### EXERCISE PROMPT
All lines in which the word "трансфертов" occurs are to be extracted.

### DATA TO PROCESS

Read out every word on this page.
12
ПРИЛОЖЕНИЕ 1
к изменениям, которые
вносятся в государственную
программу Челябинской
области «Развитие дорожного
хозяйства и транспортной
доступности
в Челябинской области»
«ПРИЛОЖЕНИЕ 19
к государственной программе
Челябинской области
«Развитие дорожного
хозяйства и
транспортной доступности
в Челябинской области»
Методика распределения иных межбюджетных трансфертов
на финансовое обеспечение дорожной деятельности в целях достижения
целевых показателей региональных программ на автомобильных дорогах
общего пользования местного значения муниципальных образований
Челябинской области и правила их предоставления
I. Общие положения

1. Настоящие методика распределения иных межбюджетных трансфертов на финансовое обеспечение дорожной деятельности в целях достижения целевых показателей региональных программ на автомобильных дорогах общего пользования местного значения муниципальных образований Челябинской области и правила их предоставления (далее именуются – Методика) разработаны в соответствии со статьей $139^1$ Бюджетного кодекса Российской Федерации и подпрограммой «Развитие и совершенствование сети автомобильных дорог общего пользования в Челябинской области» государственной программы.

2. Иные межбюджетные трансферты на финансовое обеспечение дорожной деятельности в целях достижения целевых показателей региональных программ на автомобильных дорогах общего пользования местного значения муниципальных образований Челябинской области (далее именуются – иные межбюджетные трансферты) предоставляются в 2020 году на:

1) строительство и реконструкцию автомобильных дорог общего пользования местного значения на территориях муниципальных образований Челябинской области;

### REPLY TO THE EXERCISE
Методика распределения иных межбюджетных трансфертов
1. Настоящие методика распределения иных межбюджетных трансфертов на финансовое обеспечение дорожной деятельности в целях достижения целевых показателей региональных программ на автомобильных дорогах общего пользования местного значения муниципальных образований Челябинской области и правила их предоставления (далее именуются – Методика) разработаны в соответствии со статьей $139^1$ Бюджетного кодекса Российской Федерации и подпрограммой «Развитие и совершенствование сети автомобильных дорог общего пользования в Челябинской области» государственной программы.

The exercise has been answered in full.